Please retype the records below exactly, leaving out any pictures.

**INPUT**
───

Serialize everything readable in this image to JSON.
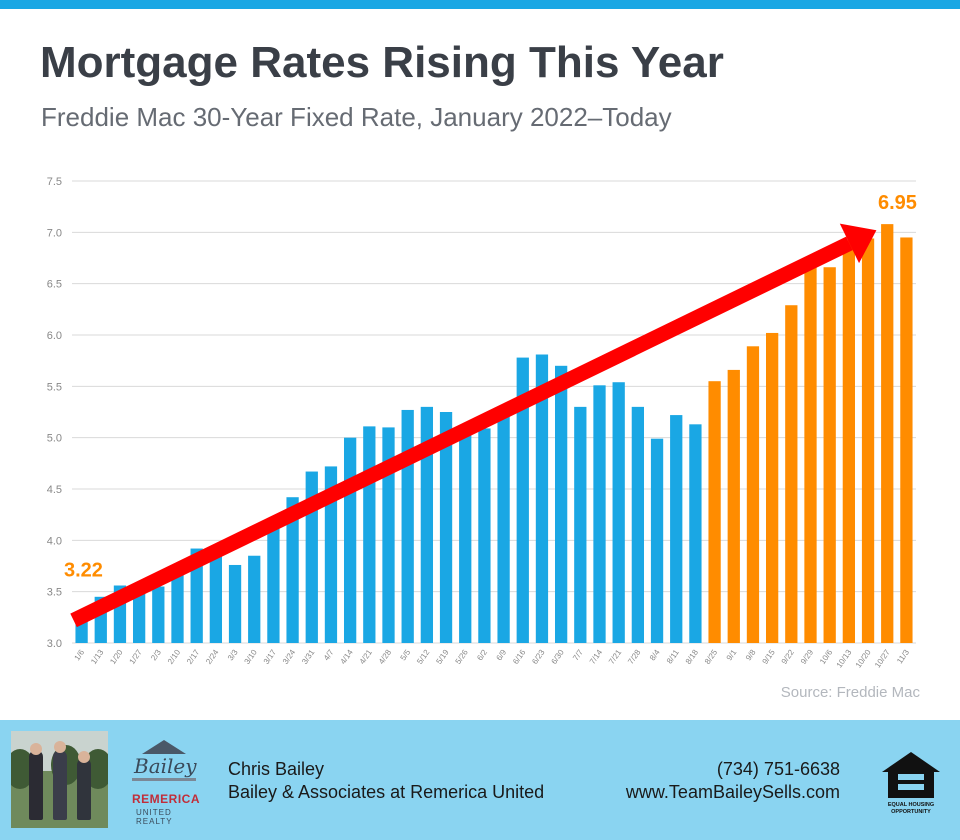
{
  "header": {
    "accent_color": "#1aa7e4"
  },
  "chart_data": {
    "type": "bar",
    "title": "Mortgage Rates Rising This Year",
    "subtitle": "Freddie Mac 30-Year Fixed Rate, January 2022–Today",
    "xlabel": "",
    "ylabel": "",
    "ylim": [
      3.0,
      7.5
    ],
    "yticks": [
      "3.0",
      "3.5",
      "4.0",
      "4.5",
      "5.0",
      "5.5",
      "6.0",
      "6.5",
      "7.0",
      "7.5"
    ],
    "grid": true,
    "categories": [
      "1/6",
      "1/13",
      "1/20",
      "1/27",
      "2/3",
      "2/10",
      "2/17",
      "2/24",
      "3/3",
      "3/10",
      "3/17",
      "3/24",
      "3/31",
      "4/7",
      "4/14",
      "4/21",
      "4/28",
      "5/5",
      "5/12",
      "5/19",
      "5/26",
      "6/2",
      "6/9",
      "6/16",
      "6/23",
      "6/30",
      "7/7",
      "7/14",
      "7/21",
      "7/28",
      "8/4",
      "8/11",
      "8/18",
      "8/25",
      "9/1",
      "9/8",
      "9/15",
      "9/22",
      "9/29",
      "10/6",
      "10/13",
      "10/20",
      "10/27",
      "11/3"
    ],
    "values": [
      3.22,
      3.45,
      3.56,
      3.55,
      3.55,
      3.69,
      3.92,
      3.89,
      3.76,
      3.85,
      4.16,
      4.42,
      4.67,
      4.72,
      5.0,
      5.11,
      5.1,
      5.27,
      5.3,
      5.25,
      5.1,
      5.09,
      5.23,
      5.78,
      5.81,
      5.7,
      5.3,
      5.51,
      5.54,
      5.3,
      4.99,
      5.22,
      5.13,
      5.55,
      5.66,
      5.89,
      6.02,
      6.29,
      6.7,
      6.66,
      6.92,
      6.94,
      7.08,
      6.95
    ],
    "highlight_from_index": 33,
    "colors": {
      "base": "#1aa7e4",
      "highlight": "#ff8c00",
      "arrow": "#ff0000",
      "grid": "#d9d9d9",
      "label": "#888888"
    },
    "annotations": [
      {
        "text": "3.22",
        "at_index": 0,
        "color": "#ff8c00"
      },
      {
        "text": "6.95",
        "at_index": 43,
        "color": "#ff8c00"
      }
    ],
    "trend_arrow": {
      "from_value": 3.22,
      "to_value": 7.02,
      "from_index": 0,
      "to_index": 43
    },
    "source": "Source: Freddie Mac"
  },
  "footer": {
    "background": "#8ad4f1",
    "agent_name": "Chris Bailey",
    "company": "Bailey & Associates at Remerica United",
    "phone": "(734) 751-6638",
    "website": "www.TeamBaileySells.com",
    "logo_text_primary": "Bailey",
    "logo_text_brand": "REMERICA",
    "logo_text_sub": "UNITED REALTY",
    "equal_housing_text": "EQUAL HOUSING OPPORTUNITY",
    "photo_icon": "team-photo",
    "eho_icon": "equal-housing-icon"
  }
}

───

**FINAL RESULT**
Serialize everything readable in this image to JSON.
{
  "header": {
    "accent_color": "#1aa7e4"
  },
  "chart_data": {
    "type": "bar",
    "title": "Mortgage Rates Rising This Year",
    "subtitle": "Freddie Mac 30-Year Fixed Rate, January 2022–Today",
    "xlabel": "",
    "ylabel": "",
    "ylim": [
      3.0,
      7.5
    ],
    "yticks": [
      "3.0",
      "3.5",
      "4.0",
      "4.5",
      "5.0",
      "5.5",
      "6.0",
      "6.5",
      "7.0",
      "7.5"
    ],
    "grid": true,
    "categories": [
      "1/6",
      "1/13",
      "1/20",
      "1/27",
      "2/3",
      "2/10",
      "2/17",
      "2/24",
      "3/3",
      "3/10",
      "3/17",
      "3/24",
      "3/31",
      "4/7",
      "4/14",
      "4/21",
      "4/28",
      "5/5",
      "5/12",
      "5/19",
      "5/26",
      "6/2",
      "6/9",
      "6/16",
      "6/23",
      "6/30",
      "7/7",
      "7/14",
      "7/21",
      "7/28",
      "8/4",
      "8/11",
      "8/18",
      "8/25",
      "9/1",
      "9/8",
      "9/15",
      "9/22",
      "9/29",
      "10/6",
      "10/13",
      "10/20",
      "10/27",
      "11/3"
    ],
    "values": [
      3.22,
      3.45,
      3.56,
      3.55,
      3.55,
      3.69,
      3.92,
      3.89,
      3.76,
      3.85,
      4.16,
      4.42,
      4.67,
      4.72,
      5.0,
      5.11,
      5.1,
      5.27,
      5.3,
      5.25,
      5.1,
      5.09,
      5.23,
      5.78,
      5.81,
      5.7,
      5.3,
      5.51,
      5.54,
      5.3,
      4.99,
      5.22,
      5.13,
      5.55,
      5.66,
      5.89,
      6.02,
      6.29,
      6.7,
      6.66,
      6.92,
      6.94,
      7.08,
      6.95
    ],
    "highlight_from_index": 33,
    "colors": {
      "base": "#1aa7e4",
      "highlight": "#ff8c00",
      "arrow": "#ff0000",
      "grid": "#d9d9d9",
      "label": "#888888"
    },
    "annotations": [
      {
        "text": "3.22",
        "at_index": 0,
        "color": "#ff8c00"
      },
      {
        "text": "6.95",
        "at_index": 43,
        "color": "#ff8c00"
      }
    ],
    "trend_arrow": {
      "from_value": 3.22,
      "to_value": 7.02,
      "from_index": 0,
      "to_index": 43
    },
    "source": "Source: Freddie Mac"
  },
  "footer": {
    "background": "#8ad4f1",
    "agent_name": "Chris Bailey",
    "company": "Bailey & Associates at Remerica United",
    "phone": "(734) 751-6638",
    "website": "www.TeamBaileySells.com",
    "logo_text_primary": "Bailey",
    "logo_text_brand": "REMERICA",
    "logo_text_sub": "UNITED REALTY",
    "equal_housing_text": "EQUAL HOUSING OPPORTUNITY",
    "photo_icon": "team-photo",
    "eho_icon": "equal-housing-icon"
  }
}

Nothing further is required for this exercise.